╭─ Listing

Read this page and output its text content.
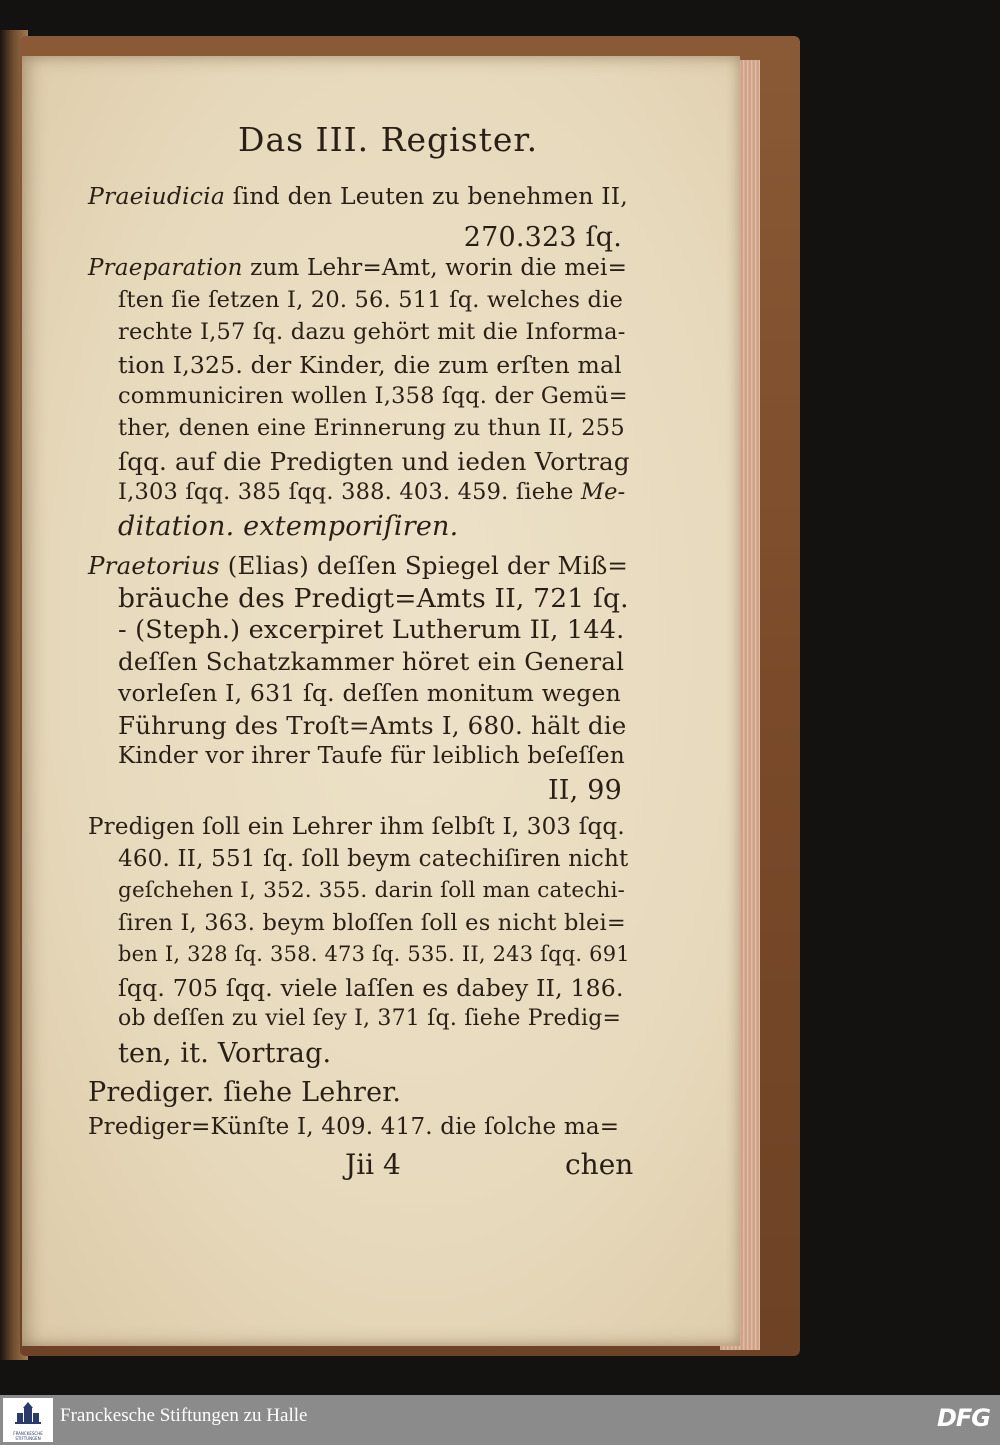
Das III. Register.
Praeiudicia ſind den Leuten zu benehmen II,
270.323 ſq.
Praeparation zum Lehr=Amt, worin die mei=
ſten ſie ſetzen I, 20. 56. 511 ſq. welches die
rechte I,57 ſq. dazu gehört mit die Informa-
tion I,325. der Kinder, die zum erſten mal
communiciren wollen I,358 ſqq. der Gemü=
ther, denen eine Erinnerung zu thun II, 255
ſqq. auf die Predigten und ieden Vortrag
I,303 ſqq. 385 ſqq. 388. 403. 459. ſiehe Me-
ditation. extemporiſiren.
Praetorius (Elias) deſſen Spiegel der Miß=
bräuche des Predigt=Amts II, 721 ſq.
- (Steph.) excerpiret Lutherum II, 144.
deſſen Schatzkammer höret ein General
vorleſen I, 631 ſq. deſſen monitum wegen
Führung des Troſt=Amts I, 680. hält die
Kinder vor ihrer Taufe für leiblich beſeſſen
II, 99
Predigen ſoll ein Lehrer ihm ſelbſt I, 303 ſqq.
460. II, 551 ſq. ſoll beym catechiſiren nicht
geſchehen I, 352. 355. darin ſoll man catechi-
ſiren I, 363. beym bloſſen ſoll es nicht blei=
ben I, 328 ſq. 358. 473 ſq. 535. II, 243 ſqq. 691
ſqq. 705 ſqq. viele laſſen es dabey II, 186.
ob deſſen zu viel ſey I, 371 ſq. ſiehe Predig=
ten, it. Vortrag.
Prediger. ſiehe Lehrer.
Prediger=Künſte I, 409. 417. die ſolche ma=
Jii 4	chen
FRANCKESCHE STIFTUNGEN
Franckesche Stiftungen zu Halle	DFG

╰─

**To do**
Transcribe the whole listing exactly. Pictures are excluded.

**Completed task**
Read this page and output its text content.
Das III. Register.
Praeiudicia ſind den Leuten zu benehmen II,
270.323 ſq.
Praeparation zum Lehr=Amt, worin die mei=
ſten ſie ſetzen I, 20. 56. 511 ſq. welches die
rechte I,57 ſq. dazu gehört mit die Informa-
tion I,325. der Kinder, die zum erſten mal
communiciren wollen I,358 ſqq. der Gemü=
ther, denen eine Erinnerung zu thun II, 255
ſqq. auf die Predigten und ieden Vortrag
I,303 ſqq. 385 ſqq. 388. 403. 459. ſiehe Me-
ditation. extemporiſiren.
Praetorius (Elias) deſſen Spiegel der Miß=
bräuche des Predigt=Amts II, 721 ſq.
- (Steph.) excerpiret Lutherum II, 144.
deſſen Schatzkammer höret ein General
vorleſen I, 631 ſq. deſſen monitum wegen
Führung des Troſt=Amts I, 680. hält die
Kinder vor ihrer Taufe für leiblich beſeſſen
II, 99
Predigen ſoll ein Lehrer ihm ſelbſt I, 303 ſqq.
460. II, 551 ſq. ſoll beym catechiſiren nicht
geſchehen I, 352. 355. darin ſoll man catechi-
ſiren I, 363. beym bloſſen ſoll es nicht blei=
ben I, 328 ſq. 358. 473 ſq. 535. II, 243 ſqq. 691
ſqq. 705 ſqq. viele laſſen es dabey II, 186.
ob deſſen zu viel ſey I, 371 ſq. ſiehe Predig=
ten, it. Vortrag.
Prediger. ſiehe Lehrer.
Prediger=Künſte I, 409. 417. die ſolche ma=
Jii 4	chen
FRANCKESCHE STIFTUNGEN
Franckesche Stiftungen zu Halle	DFG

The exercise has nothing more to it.